-- GIVEN TASK --
Comb the records below for the string "Soil" and copy each line where it turns up.
----- RECORD EXCERPTS
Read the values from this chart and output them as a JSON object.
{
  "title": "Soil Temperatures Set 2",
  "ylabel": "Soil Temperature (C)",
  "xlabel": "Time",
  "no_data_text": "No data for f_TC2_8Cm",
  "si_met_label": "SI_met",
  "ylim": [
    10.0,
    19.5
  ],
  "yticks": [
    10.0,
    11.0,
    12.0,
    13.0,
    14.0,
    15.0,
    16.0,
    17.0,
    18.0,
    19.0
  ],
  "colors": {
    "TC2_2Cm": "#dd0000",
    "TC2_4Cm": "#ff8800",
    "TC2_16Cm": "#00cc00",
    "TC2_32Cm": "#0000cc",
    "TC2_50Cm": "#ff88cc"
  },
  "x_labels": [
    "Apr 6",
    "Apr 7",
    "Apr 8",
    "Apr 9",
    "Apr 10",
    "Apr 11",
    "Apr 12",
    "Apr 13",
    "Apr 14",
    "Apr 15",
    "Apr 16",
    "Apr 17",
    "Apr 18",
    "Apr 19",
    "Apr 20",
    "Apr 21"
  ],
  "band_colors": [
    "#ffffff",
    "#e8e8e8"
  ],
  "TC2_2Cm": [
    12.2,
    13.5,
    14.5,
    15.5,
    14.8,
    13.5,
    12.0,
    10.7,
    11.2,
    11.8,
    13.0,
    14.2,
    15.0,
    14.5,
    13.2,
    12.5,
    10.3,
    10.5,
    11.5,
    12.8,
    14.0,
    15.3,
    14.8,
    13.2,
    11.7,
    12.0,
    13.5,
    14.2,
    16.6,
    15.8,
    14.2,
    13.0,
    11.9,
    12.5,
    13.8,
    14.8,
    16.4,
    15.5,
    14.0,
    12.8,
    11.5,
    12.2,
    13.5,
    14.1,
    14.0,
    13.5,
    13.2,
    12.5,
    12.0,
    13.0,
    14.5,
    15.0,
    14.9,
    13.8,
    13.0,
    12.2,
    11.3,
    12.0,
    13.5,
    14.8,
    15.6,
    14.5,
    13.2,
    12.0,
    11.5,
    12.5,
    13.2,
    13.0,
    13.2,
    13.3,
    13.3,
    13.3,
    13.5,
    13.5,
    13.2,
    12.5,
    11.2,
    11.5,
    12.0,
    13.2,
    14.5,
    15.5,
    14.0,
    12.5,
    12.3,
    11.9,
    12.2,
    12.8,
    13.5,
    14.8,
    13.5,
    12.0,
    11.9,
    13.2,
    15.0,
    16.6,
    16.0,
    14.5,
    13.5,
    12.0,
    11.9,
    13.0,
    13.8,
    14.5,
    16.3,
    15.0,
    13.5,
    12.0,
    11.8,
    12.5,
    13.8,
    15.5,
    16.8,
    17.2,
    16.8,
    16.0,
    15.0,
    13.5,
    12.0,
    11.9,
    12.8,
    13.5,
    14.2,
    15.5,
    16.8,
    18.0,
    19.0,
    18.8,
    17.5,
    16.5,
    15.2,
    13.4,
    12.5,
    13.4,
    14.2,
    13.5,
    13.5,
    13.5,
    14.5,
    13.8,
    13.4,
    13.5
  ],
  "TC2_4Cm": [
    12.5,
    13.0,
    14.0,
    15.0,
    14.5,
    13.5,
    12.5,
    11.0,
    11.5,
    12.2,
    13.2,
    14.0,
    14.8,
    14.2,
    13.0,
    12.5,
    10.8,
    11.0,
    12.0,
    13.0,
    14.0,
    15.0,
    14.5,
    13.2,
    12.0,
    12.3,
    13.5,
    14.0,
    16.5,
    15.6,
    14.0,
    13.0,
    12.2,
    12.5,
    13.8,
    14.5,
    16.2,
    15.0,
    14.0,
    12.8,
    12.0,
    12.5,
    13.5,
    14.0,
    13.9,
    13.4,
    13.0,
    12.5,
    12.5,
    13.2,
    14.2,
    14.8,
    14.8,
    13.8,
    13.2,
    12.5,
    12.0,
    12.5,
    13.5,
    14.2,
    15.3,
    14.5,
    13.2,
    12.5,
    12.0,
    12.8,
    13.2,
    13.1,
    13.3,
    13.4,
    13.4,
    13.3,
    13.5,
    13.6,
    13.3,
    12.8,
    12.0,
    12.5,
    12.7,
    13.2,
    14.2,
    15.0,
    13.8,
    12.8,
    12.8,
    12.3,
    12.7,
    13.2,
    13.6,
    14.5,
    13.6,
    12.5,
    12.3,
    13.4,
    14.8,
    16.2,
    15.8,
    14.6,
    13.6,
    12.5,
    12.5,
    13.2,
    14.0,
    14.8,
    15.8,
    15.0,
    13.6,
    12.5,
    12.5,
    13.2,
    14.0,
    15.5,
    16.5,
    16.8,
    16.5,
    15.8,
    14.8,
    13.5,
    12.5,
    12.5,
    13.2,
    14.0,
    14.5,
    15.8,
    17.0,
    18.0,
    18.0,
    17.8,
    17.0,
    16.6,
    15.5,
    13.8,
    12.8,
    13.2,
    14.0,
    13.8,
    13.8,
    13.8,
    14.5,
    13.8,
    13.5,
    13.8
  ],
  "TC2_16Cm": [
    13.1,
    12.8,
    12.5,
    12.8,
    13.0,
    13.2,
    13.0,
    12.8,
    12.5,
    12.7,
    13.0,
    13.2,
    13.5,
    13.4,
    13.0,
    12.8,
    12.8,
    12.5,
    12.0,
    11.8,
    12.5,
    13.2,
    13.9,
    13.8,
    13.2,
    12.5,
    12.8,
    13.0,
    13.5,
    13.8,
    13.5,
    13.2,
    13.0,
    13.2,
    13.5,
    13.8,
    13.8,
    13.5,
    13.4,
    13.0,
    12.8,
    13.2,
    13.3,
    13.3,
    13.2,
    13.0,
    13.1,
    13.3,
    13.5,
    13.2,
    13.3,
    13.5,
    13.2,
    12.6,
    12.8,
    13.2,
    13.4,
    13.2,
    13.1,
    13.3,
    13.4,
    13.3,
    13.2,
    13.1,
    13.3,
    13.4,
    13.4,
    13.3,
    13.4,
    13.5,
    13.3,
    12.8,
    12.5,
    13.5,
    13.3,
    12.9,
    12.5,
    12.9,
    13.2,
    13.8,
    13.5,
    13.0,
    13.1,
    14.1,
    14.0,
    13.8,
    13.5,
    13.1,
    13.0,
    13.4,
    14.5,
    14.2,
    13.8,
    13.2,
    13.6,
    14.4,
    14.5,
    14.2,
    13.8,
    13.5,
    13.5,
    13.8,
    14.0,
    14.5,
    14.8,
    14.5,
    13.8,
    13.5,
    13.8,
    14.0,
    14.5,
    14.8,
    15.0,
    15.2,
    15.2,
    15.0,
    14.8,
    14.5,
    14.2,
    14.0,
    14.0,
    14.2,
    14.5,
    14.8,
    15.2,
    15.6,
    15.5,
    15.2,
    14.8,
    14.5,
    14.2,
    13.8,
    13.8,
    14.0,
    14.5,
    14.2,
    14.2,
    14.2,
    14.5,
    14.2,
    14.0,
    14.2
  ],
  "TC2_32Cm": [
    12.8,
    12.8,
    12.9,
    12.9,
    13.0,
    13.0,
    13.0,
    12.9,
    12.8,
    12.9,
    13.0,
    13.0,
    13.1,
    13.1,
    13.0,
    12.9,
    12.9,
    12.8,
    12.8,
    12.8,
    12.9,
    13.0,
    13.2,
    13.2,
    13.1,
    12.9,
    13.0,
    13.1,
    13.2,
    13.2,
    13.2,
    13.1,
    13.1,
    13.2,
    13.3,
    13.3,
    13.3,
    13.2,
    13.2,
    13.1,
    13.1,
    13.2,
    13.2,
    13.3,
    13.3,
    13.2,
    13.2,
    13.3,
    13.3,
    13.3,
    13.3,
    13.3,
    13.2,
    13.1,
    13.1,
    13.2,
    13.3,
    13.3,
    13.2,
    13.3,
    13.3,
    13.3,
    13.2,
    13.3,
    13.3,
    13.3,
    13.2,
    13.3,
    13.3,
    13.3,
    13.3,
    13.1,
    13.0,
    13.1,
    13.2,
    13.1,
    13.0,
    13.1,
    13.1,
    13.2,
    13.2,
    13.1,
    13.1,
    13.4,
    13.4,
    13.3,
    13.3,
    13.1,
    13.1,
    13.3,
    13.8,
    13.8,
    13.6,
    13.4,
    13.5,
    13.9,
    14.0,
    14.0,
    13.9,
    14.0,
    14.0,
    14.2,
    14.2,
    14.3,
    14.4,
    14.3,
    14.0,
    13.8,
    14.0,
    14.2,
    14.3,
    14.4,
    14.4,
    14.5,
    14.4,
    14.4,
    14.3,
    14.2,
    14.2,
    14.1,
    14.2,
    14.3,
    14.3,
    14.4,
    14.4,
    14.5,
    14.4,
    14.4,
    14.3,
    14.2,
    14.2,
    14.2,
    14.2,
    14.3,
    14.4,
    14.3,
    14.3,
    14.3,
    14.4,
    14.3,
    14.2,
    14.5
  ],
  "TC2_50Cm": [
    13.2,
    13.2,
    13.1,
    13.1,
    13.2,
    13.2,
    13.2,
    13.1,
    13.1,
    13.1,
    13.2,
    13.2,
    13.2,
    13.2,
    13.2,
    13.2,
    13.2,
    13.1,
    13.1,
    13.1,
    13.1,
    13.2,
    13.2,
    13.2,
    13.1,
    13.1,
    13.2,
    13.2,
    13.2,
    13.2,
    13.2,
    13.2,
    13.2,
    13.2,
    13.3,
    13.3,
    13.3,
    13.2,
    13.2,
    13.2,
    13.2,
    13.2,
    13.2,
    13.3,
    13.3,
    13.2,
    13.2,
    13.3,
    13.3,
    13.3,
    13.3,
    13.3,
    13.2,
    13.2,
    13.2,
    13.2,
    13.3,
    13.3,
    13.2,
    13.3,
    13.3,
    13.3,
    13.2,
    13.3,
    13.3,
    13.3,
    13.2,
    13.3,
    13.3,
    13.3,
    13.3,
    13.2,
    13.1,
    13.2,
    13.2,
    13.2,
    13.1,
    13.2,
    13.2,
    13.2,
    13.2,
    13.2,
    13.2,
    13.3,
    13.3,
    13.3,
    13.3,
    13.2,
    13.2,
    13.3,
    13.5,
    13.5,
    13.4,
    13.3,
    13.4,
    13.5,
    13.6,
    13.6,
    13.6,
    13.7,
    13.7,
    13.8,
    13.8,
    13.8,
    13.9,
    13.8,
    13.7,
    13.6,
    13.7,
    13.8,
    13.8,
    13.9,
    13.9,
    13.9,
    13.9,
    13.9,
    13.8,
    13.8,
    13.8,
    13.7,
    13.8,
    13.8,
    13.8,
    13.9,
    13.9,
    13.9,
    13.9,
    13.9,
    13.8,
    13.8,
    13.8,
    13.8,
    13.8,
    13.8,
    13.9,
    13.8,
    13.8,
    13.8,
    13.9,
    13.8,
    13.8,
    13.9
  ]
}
----------
-- WRITTEN SOLUTION --
  "title": "Soil Temperatures Set 2",
  "ylabel": "Soil Temperature (C)",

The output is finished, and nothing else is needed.